--- Start Task input ---

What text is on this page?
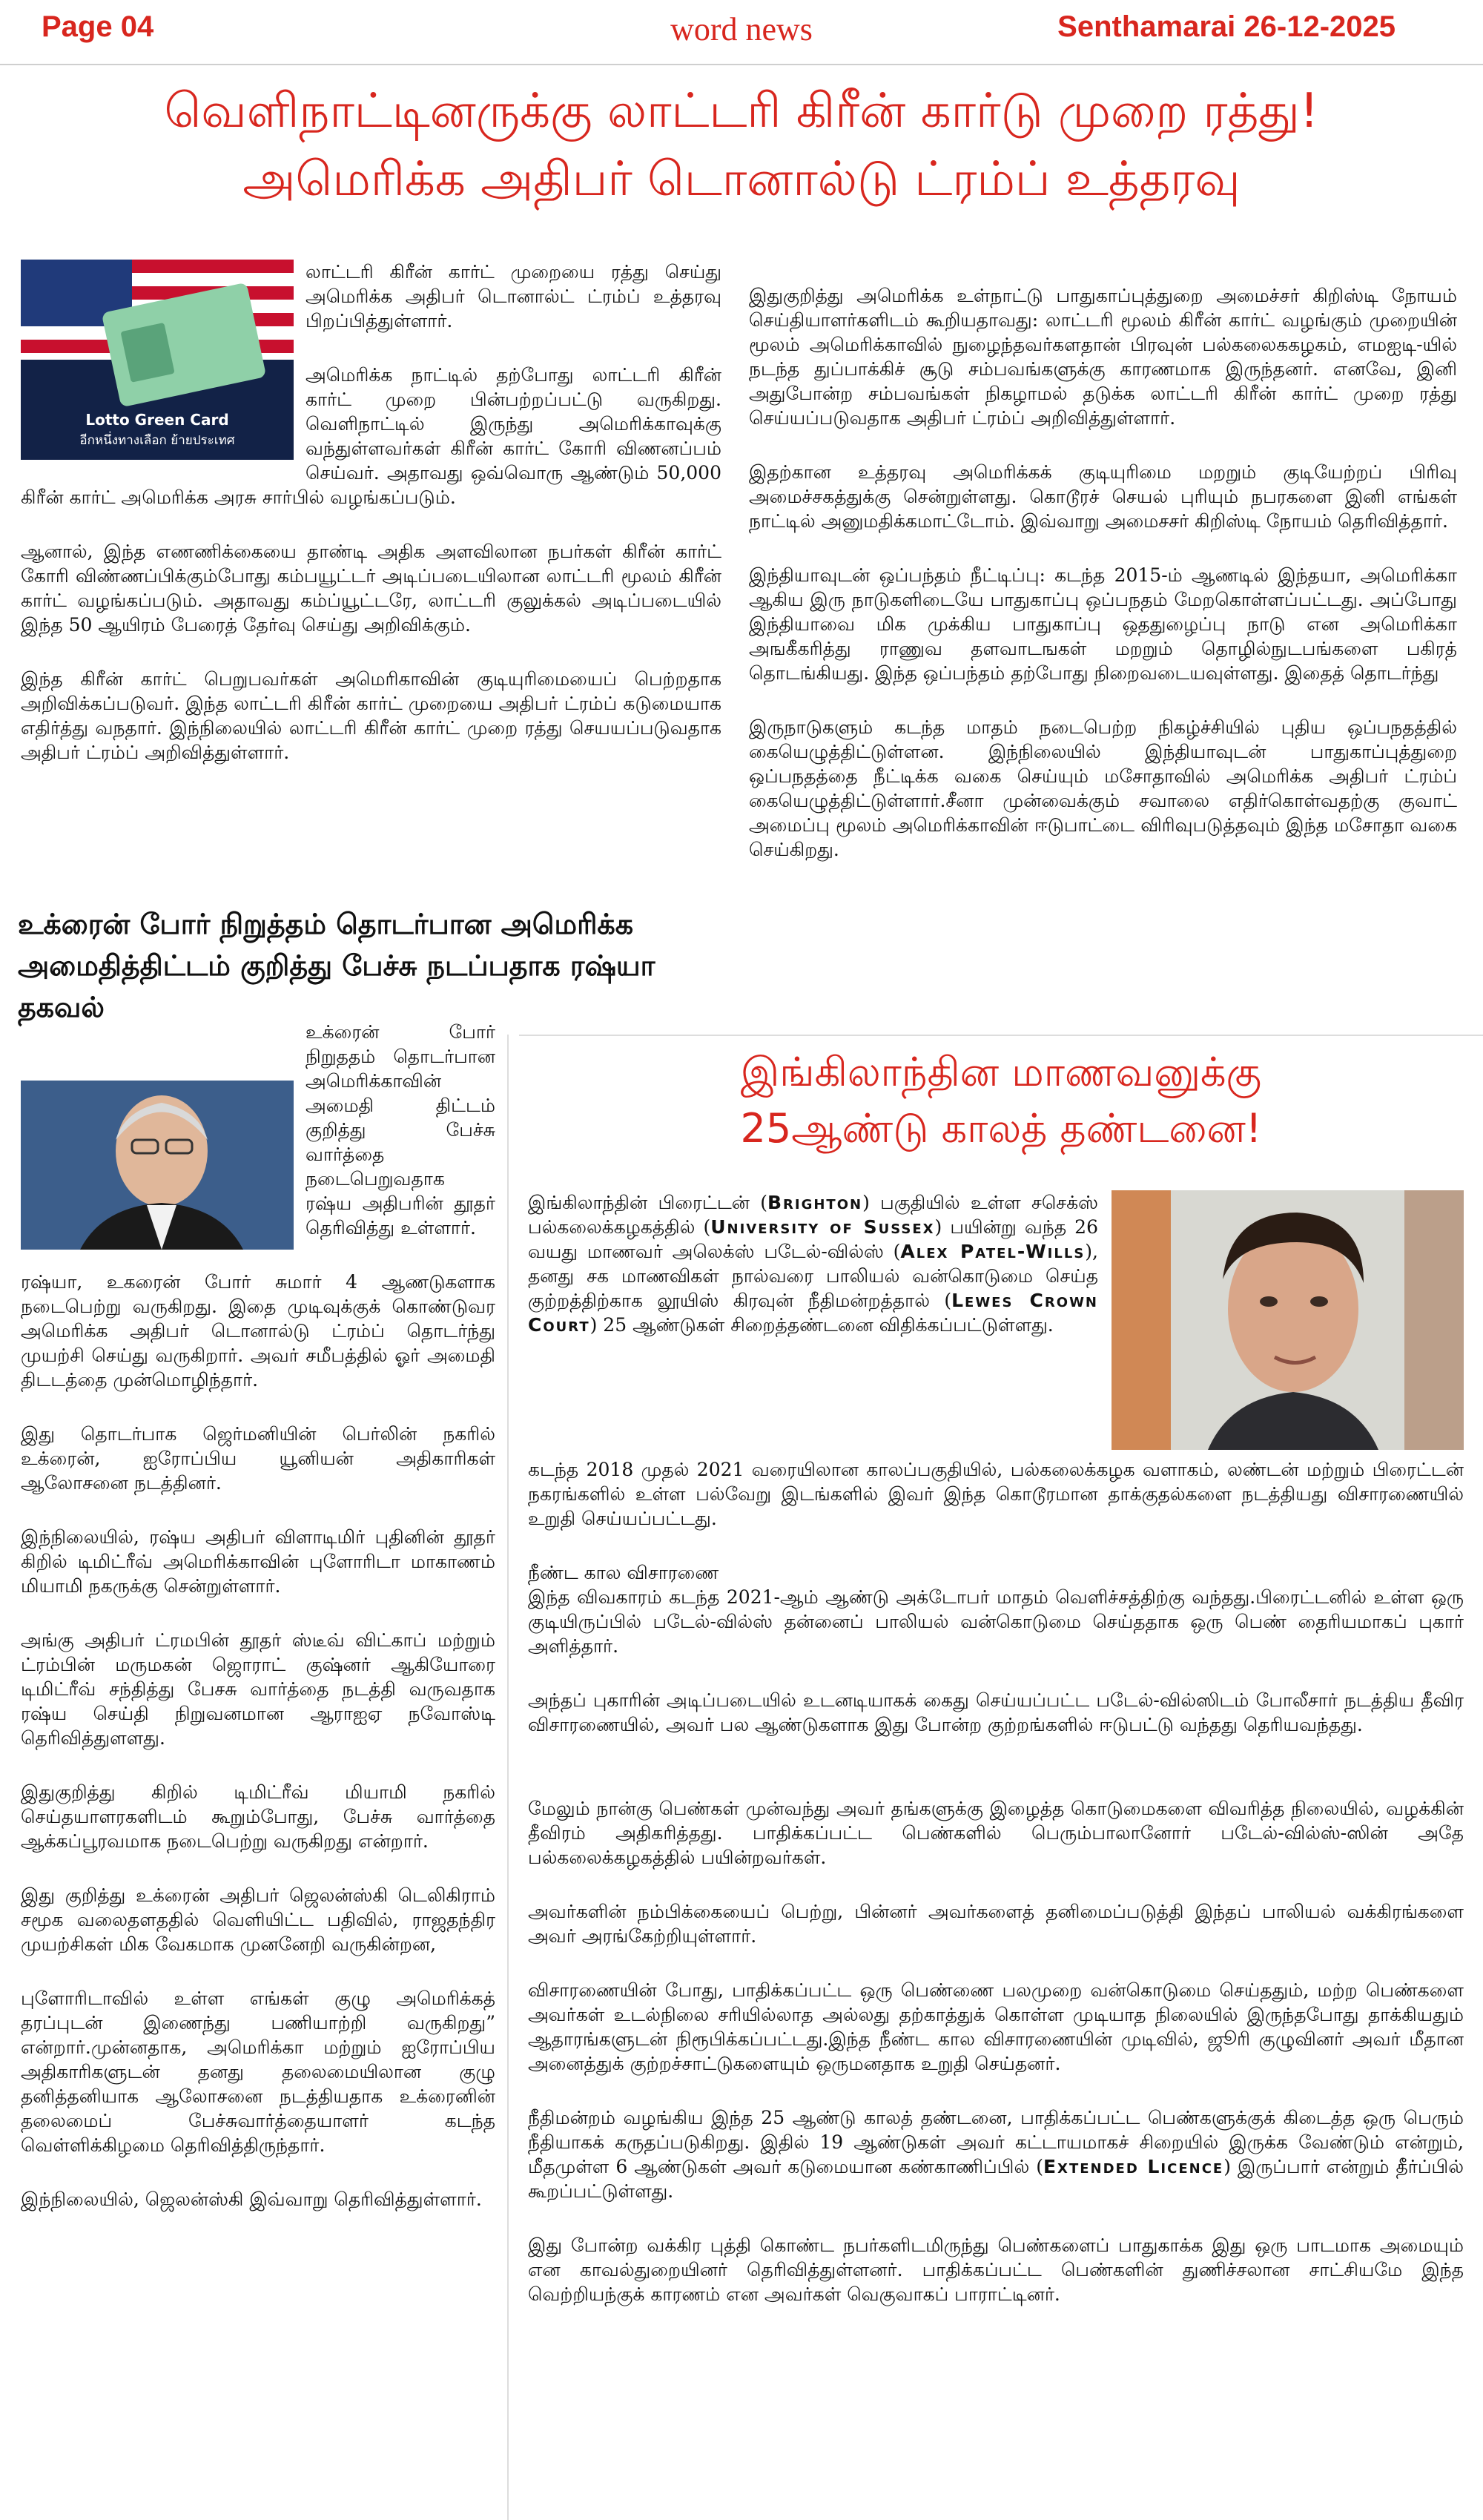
Page 04	word news	Senthamarai 26-12-2025
வெளிநாட்டினருக்கு லாட்டரி கிரீன் கார்டு முறை ரத்து!
அமெரிக்க அதிபர் டொனால்டு ட்ரம்ப் உத்தரவு
Lotto Green Card
อีกหนึ่งทางเลือก ย้ายประเทศ

லாட்டரி கிரீன் கார்ட் முறையை ரத்து செய்து அமெரிக்க அதிபர் டொனால்ட் ட்ரம்ப் உத்தரவு பிறப்பித்துள்ளார்.

அமெரிக்க நாட்டில் தற்போது லாட்டரி கிரீன் கார்ட் முறை பின்பற்றப்பட்டு வருகிறது. வெளிநாட்டில் இருந்து அமெரிக்காவுக்கு வந்துள்ளவர்கள் கிரீன் கார்ட் கோரி விணனப்பம் செய்வர். அதாவது ஒவ்வொரு ஆண்டும் 50,000 கிரீன் கார்ட் அமெரிக்க அரசு சார்பில் வழங்கப்படும்.

ஆனால், இந்த எணணிக்கையை தாண்டி அதிக அளவிலான நபர்கள் கிரீன் கார்ட் கோரி விண்ணப்பிக்கும்போது கம்பயூட்டர் அடிப்படையிலான லாட்டரி மூலம் கிரீன் கார்ட் வழங்கப்படும். அதாவது கம்ப்யூட்டரே, லாட்டரி குலுக்கல் அடிப்படையில் இந்த 50 ஆயிரம் பேரைத் தேர்வு செய்து அறிவிக்கும்.

இந்த கிரீன் கார்ட் பெறுபவர்கள் அமெரிகாவின் குடியுரிமையைப் பெற்றதாக அறிவிக்கப்படுவர். இந்த லாட்டரி கிரீன் கார்ட் முறையை அதிபர் ட்ரம்ப் கடுமையாக எதிர்த்து வநதார். இந்நிலையில் லாட்டரி கிரீன் கார்ட் முறை ரத்து செயயப்படுவதாக அதிபர் ட்ரம்ப் அறிவித்துள்ளார்.

இதுகுறித்து அமெரிக்க உள்நாட்டு பாதுகாப்புத்துறை அமைச்சர் கிறிஸ்டி நோயம் செய்தியாளர்களிடம் கூறியதாவது: லாட்டரி மூலம் கிரீன் கார்ட் வழங்கும் முறையின் மூலம் அமெரிக்காவில் நுழைந்தவர்களதான் பிரவுன் பல்கலைககழகம், எமஐடி-யில் நடந்த துப்பாக்கிச் சூடு சம்பவங்களுக்கு காரணமாக இருந்தனர். எனவே, இனி அதுபோன்ற சம்பவங்கள் நிகழாமல் தடுக்க லாட்டரி கிரீன் கார்ட் முறை ரத்து செய்யப்படுவதாக அதிபர் ட்ரம்ப் அறிவித்துள்ளார்.

இதற்கான உத்தரவு அமெரிக்கக் குடியுரிமை மறறும் குடியேற்றப் பிரிவு அமைச்சகத்துக்கு சென்றுள்ளது. கொடூரச் செயல் புரியும் நபரகளை இனி எங்கள் நாட்டில் அனுமதிக்கமாட்டோம். இவ்வாறு அமைசசர் கிறிஸ்டி நோயம் தெரிவித்தார்.

இந்தியாவுடன் ஒப்பந்தம் நீட்டிப்பு: கடந்த 2015-ம் ஆணடில் இந்தயா, அமெரிக்கா ஆகிய இரு நாடுகளிடையே பாதுகாப்பு ஒப்பநதம் மேறகொள்ளப்பட்டது. அப்போது இந்தியாவை மிக முக்கிய பாதுகாப்பு ஒததுழைப்பு நாடு என அமெரிக்கா அஙகீகரித்து ராணுவ தளவாடஙகள் மறறும் தொழில்நுடபங்களை பகிரத் தொடங்கியது. இந்த ஒப்பந்தம் தற்போது நிறைவடையவுள்ளது. இதைத் தொடர்ந்து

இருநாடுகளும் கடந்த மாதம் நடைபெற்ற நிகழ்ச்சியில் புதிய ஒப்பநதத்தில் கையெழுத்திட்டுள்ளன. இந்நிலையில் இந்தியாவுடன் பாதுகாப்புத்துறை ஒப்பநதத்தை நீட்டிக்க வகை செய்யும் மசோதாவில் அமெரிக்க அதிபர் ட்ரம்ப் கையெழுத்திட்டுள்ளார்.சீனா முன்வைக்கும் சவாலை எதிர்கொள்வதற்கு குவாட் அமைப்பு மூலம் அமெரிக்காவின் ஈடுபாட்டை விரிவுபடுத்தவும் இந்த மசோதா வகை செய்கிறது.

உக்ரைன் போர் நிறுத்தம் தொடர்பான அமெரிக்க
அமைதித்திட்டம் குறித்து பேச்சு நடப்பதாக ரஷ்யா தகவல்

உக்ரைன் போர் நிறுததம் தொடர்பான அமெரிக்காவின் அமைதி திட்டம் குறித்து பேச்சு வார்த்தை நடைபெறுவதாக ரஷ்ய அதிபரின் தூதர் தெரிவித்து உள்ளார்.

ரஷ்யா, உகரைன் போர் சுமார் 4 ஆணடுகளாக நடைபெற்று வருகிறது. இதை முடிவுக்குக் கொண்டுவர அமெரிக்க அதிபர் டொனால்டு ட்ரம்ப் தொடர்ந்து முயற்சி செய்து வருகிறார். அவர் சமீபத்தில் ஓர் அமைதி திடடத்தை முன்மொழிந்தார்.

இது தொடர்பாக ஜெர்மனியின் பெர்லின் நகரில் உக்ரைன், ஐரோப்பிய யூனியன் அதிகாரிகள் ஆலோசனை நடத்தினர்.

இந்நிலையில், ரஷ்ய அதிபர் விளாடிமிர் புதினின் தூதர் கிறில் டிமிட்ரீவ் அமெரிக்காவின் புளோரிடா மாகாணம் மியாமி நகருக்கு சென்றுள்ளார்.

அங்கு அதிபர் ட்ரமபின் தூதர் ஸ்டீவ் விட்காப் மற்றும் ட்ரம்பின் மருமகன் ஜொராட் குஷ்னர் ஆகியோரை டிமிட்ரீவ் சந்தித்து பேசசு வார்த்தை நடத்தி வருவதாக ரஷ்ய செய்தி நிறுவனமான ஆராஐஏ நவோஸ்டி தெரிவித்துளளது.

இதுகுறித்து கிறில் டிமிட்ரீவ் மியாமி நகரில் செய்தயாளரகளிடம் கூறும்போது, பேச்சு வார்த்தை ஆக்கப்பூரவமாக நடைபெற்று வருகிறது என்றார்.

இது குறித்து உக்ரைன் அதிபர் ஜெலன்ஸ்கி டெலிகிராம் சமூக வலைதளததில் வெளியிட்ட பதிவில், ராஜதந்திர முயற்சிகள் மிக வேகமாக முனனேறி வருகின்றன,

புளோரிடாவில் உள்ள எங்கள் குழு அமெரிக்கத் தரப்புடன் இணைந்து பணியாற்றி வருகிறது” என்றார்.முன்னதாக, அமெரிக்கா மற்றும் ஐரோப்பிய அதிகாரிகளுடன் தனது தலைமையிலான குழு தனித்தனியாக ஆலோசனை நடத்தியதாக உக்ரைனின் தலைமைப் பேச்சுவார்த்தையாளர் கடந்த வெள்ளிக்கிழமை தெரிவித்திருந்தார்.

இந்நிலையில், ஜெலன்ஸ்கி இவ்வாறு தெரிவித்துள்ளார்.

இங்கிலாந்தின மாணவனுக்கு
25ஆண்டு காலத் தண்டனை!

இங்கிலாந்தின் பிரைட்டன் (Brighton) பகுதியில் உள்ள சசெக்ஸ் பல்கலைக்கழகத்தில் (University of Sussex) பயின்று வந்த 26 வயது மாணவர் அலெக்ஸ் படேல்-வில்ஸ் (Alex Patel-Wills), தனது சக மாணவிகள் நால்வரை பாலியல் வன்கொடுமை செய்த குற்றத்திற்காக லூயிஸ் கிரவுன் நீதிமன்றத்தால் (Lewes Crown Court) 25 ஆண்டுகள் சிறைத்தண்டனை விதிக்கப்பட்டுள்ளது.

கடந்த 2018 முதல் 2021 வரையிலான காலப்பகுதியில், பல்கலைக்கழக வளாகம், லண்டன் மற்றும் பிரைட்டன் நகரங்களில் உள்ள பல்வேறு இடங்களில் இவர் இந்த கொடூரமான தாக்குதல்களை நடத்தியது விசாரணையில் உறுதி செய்யப்பட்டது.

நீண்ட கால விசாரணை

இந்த விவகாரம் கடந்த 2021-ஆம் ஆண்டு அக்டோபர் மாதம் வெளிச்சத்திற்கு வந்தது.பிரைட்டனில் உள்ள ஒரு குடியிருப்பில் படேல்-வில்ஸ் தன்னைப் பாலியல் வன்கொடுமை செய்ததாக ஒரு பெண் தைரியமாகப் புகார் அளித்தார்.

அந்தப் புகாரின் அடிப்படையில் உடனடியாகக் கைது செய்யப்பட்ட படேல்-வில்ஸிடம் போலீசார் நடத்திய தீவிர விசாரணையில், அவர் பல ஆண்டுகளாக இது போன்ற குற்றங்களில் ஈடுபட்டு வந்தது தெரியவந்தது.

மேலும் நான்கு பெண்கள் முன்வந்து அவர் தங்களுக்கு இழைத்த கொடுமைகளை விவரித்த நிலையில், வழக்கின் தீவிரம் அதிகரித்தது. பாதிக்கப்பட்ட பெண்களில் பெரும்பாலானோர் படேல்-வில்ஸ்-ஸின் அதே பல்கலைக்கழகத்தில் பயின்றவர்கள்.

அவர்களின் நம்பிக்கையைப் பெற்று, பின்னர் அவர்களைத் தனிமைப்படுத்தி இந்தப் பாலியல் வக்கிரங்களை அவர் அரங்கேற்றியுள்ளார்.

விசாரணையின் போது, பாதிக்கப்பட்ட ஒரு பெண்ணை பலமுறை வன்கொடுமை செய்ததும், மற்ற பெண்களை அவர்கள் உடல்நிலை சரியில்லாத அல்லது தற்காத்துக் கொள்ள முடியாத நிலையில் இருந்தபோது தாக்கியதும் ஆதாரங்களுடன் நிரூபிக்கப்பட்டது.இந்த நீண்ட கால விசாரணையின் முடிவில், ஜூரி குழுவினர் அவர் மீதான அனைத்துக் குற்றச்சாட்டுகளையும் ஒருமனதாக உறுதி செய்தனர்.

நீதிமன்றம் வழங்கிய இந்த 25 ஆண்டு காலத் தண்டனை, பாதிக்கப்பட்ட பெண்களுக்குக் கிடைத்த ஒரு பெரும் நீதியாகக் கருதப்படுகிறது. இதில் 19 ஆண்டுகள் அவர் கட்டாயமாகச் சிறையில் இருக்க வேண்டும் என்றும், மீதமுள்ள 6 ஆண்டுகள் அவர் கடுமையான கண்காணிப்பில் (Extended Licence) இருப்பார் என்றும் தீர்ப்பில் கூறப்பட்டுள்ளது.

இது போன்ற வக்கிர புத்தி கொண்ட நபர்களிடமிருந்து பெண்களைப் பாதுகாக்க இது ஒரு பாடமாக அமையும் என காவல்துறையினர் தெரிவித்துள்ளனர். பாதிக்கப்பட்ட பெண்களின் துணிச்சலான சாட்சியமே இந்த வெற்றியந்குக் காரணம் என அவர்கள் வெகுவாகப் பாராட்டினர்.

--- End Task input ---

Count up the lines in the listing that hold the word "கழகத", and give that number only.

• _Answer_
2